AIM:
Show every line in the records below that contains the word "WOOD".

GIVEN DATA:
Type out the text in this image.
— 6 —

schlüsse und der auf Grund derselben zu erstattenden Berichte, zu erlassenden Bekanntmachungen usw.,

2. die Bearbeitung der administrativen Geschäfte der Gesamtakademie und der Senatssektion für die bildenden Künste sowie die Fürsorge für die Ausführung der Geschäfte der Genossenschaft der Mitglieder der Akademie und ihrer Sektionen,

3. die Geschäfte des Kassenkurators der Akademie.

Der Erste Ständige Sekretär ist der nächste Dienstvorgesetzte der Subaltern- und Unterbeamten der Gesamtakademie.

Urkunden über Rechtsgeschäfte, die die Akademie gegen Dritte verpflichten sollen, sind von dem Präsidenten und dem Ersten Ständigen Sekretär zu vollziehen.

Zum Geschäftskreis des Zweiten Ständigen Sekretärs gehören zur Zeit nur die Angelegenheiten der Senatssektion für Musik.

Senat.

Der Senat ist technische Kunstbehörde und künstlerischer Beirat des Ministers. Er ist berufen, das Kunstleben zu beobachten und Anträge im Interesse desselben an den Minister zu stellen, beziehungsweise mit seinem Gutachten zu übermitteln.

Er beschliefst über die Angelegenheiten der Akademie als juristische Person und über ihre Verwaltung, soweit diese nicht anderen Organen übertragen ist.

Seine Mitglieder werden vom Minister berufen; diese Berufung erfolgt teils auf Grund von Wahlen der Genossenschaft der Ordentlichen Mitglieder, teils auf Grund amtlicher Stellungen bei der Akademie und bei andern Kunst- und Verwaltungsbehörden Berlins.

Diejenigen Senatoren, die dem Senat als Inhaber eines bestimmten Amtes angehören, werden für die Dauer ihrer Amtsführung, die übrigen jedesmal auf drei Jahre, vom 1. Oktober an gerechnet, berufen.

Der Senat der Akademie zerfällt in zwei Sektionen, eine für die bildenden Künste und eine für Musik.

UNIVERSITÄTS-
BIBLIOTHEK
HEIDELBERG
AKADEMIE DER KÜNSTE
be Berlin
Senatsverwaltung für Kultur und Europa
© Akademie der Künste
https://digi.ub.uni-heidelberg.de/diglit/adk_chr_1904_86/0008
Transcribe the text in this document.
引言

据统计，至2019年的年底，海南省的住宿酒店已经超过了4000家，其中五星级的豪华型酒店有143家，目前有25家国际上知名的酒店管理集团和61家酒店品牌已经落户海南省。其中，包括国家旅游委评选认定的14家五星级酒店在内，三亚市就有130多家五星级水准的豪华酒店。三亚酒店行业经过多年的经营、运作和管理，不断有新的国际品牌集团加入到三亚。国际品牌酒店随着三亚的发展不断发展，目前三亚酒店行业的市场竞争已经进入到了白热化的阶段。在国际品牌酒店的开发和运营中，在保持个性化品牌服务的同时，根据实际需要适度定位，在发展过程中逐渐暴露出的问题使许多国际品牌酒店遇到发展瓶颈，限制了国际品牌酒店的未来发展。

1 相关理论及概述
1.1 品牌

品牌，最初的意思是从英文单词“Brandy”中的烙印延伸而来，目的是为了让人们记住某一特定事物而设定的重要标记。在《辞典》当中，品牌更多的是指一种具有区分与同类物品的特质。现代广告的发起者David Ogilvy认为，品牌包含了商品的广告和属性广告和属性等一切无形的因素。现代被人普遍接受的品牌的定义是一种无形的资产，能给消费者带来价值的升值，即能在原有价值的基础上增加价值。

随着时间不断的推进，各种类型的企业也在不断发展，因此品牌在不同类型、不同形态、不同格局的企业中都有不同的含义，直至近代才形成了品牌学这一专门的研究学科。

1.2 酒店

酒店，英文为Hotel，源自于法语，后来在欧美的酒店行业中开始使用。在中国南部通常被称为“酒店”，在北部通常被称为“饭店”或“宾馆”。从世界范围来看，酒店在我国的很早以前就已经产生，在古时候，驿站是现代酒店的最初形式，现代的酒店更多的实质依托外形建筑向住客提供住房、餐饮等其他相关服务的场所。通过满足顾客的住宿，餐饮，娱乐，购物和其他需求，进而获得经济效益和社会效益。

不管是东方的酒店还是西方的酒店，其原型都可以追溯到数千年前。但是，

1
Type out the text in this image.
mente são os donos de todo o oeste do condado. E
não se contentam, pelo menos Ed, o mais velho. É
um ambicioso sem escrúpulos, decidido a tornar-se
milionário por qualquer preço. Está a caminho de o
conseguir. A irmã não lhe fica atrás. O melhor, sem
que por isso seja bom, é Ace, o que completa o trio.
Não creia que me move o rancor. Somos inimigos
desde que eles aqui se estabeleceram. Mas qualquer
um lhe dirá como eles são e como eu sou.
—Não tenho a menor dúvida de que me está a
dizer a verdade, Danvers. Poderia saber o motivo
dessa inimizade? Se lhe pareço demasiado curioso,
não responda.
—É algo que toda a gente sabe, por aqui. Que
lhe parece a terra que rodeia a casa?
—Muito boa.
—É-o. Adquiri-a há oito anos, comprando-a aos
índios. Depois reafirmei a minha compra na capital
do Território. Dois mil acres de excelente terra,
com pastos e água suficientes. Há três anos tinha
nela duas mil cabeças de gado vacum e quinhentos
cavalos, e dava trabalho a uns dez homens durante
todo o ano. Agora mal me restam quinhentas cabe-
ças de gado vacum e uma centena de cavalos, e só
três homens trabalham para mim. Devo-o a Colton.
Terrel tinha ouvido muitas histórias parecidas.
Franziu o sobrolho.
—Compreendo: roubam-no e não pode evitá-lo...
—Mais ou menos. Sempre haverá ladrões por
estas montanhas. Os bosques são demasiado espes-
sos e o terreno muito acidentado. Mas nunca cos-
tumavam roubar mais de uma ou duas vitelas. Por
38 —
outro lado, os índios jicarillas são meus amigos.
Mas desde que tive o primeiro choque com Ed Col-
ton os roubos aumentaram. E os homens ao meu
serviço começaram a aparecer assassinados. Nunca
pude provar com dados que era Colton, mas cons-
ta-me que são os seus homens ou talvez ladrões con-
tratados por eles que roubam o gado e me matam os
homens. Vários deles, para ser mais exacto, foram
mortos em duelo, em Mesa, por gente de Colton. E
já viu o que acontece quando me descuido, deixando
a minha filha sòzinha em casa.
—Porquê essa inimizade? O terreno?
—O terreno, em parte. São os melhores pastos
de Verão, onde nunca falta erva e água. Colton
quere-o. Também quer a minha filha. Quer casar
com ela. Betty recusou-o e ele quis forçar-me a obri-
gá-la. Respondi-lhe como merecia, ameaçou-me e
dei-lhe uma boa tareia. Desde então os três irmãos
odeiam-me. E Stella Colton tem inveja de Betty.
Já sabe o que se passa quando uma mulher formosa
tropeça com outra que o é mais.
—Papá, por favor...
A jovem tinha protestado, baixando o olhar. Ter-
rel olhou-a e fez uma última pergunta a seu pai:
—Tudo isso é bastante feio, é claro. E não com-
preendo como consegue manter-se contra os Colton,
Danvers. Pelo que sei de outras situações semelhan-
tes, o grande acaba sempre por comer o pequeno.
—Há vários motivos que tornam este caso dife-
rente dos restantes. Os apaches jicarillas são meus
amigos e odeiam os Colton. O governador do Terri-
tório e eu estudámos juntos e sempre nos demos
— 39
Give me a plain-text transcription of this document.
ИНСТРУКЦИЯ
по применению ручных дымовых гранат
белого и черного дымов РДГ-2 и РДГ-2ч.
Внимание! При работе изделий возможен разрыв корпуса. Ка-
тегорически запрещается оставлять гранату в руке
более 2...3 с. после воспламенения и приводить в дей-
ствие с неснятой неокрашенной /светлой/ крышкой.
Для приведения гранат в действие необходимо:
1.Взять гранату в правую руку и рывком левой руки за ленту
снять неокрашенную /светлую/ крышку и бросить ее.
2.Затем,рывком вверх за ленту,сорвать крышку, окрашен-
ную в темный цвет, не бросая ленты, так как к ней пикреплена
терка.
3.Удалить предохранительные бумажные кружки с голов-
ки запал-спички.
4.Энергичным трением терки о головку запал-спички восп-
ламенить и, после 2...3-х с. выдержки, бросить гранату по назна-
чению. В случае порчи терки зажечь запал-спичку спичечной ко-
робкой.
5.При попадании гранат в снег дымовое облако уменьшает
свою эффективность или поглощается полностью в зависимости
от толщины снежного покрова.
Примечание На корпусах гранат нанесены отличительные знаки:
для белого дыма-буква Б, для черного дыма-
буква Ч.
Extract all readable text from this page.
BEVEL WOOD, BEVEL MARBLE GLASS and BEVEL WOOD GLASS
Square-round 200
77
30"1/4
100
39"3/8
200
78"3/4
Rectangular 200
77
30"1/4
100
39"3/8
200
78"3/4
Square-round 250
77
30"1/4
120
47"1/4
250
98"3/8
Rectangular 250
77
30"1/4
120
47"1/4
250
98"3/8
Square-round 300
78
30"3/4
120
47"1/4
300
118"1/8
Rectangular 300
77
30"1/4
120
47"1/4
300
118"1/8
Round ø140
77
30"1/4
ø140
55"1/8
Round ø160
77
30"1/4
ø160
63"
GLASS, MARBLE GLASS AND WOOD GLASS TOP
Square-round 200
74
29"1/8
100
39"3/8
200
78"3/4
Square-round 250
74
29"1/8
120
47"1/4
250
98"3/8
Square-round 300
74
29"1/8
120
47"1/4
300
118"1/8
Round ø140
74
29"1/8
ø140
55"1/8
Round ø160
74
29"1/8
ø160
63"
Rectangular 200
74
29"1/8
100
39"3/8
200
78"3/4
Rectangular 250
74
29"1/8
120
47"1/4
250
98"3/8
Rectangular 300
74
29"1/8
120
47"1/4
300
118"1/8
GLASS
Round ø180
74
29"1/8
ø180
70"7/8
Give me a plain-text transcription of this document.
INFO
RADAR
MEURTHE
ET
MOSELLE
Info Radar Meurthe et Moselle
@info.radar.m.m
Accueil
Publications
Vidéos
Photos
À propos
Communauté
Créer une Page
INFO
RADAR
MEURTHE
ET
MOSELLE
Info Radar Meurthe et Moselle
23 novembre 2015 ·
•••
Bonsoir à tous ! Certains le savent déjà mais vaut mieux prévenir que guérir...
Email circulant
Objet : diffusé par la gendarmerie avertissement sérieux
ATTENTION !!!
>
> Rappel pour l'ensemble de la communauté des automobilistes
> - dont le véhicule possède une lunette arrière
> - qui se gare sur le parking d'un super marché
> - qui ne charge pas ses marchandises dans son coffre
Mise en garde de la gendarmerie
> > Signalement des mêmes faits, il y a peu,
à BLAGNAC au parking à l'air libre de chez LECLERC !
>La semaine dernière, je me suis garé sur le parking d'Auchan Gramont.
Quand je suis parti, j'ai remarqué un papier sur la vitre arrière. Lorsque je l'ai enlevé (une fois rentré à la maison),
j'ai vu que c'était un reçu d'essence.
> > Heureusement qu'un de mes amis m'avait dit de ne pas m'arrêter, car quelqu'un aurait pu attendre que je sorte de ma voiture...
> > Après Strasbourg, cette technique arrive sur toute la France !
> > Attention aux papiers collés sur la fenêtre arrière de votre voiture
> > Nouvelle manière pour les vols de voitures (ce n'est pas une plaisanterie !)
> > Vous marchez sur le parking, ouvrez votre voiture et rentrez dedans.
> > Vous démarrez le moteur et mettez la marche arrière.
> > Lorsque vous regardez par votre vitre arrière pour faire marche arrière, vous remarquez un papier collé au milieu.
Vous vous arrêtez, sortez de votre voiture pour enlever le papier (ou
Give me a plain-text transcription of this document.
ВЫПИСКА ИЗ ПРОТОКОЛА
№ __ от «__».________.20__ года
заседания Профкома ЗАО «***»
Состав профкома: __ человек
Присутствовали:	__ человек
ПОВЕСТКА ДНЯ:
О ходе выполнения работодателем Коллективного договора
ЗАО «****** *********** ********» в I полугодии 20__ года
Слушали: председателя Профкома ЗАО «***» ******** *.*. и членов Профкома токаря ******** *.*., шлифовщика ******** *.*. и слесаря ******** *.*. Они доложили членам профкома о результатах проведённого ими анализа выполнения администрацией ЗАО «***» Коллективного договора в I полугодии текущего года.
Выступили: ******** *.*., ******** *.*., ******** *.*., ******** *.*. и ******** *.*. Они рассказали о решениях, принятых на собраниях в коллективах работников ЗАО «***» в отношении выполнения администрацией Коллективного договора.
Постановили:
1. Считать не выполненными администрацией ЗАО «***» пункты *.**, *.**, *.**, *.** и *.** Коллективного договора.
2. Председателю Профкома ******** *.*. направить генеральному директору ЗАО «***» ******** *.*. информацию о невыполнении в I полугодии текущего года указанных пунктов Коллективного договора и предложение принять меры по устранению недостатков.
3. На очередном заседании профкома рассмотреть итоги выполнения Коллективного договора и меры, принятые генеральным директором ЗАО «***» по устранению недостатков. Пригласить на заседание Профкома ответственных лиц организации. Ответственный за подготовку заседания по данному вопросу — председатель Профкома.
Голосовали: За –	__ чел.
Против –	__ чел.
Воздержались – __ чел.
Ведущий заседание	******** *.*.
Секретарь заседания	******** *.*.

TASK RESULT:
BEVEL WOOD, BEVEL MARBLE GLASS and BEVEL WOOD GLASS
GLASS, MARBLE GLASS AND WOOD GLASS TOP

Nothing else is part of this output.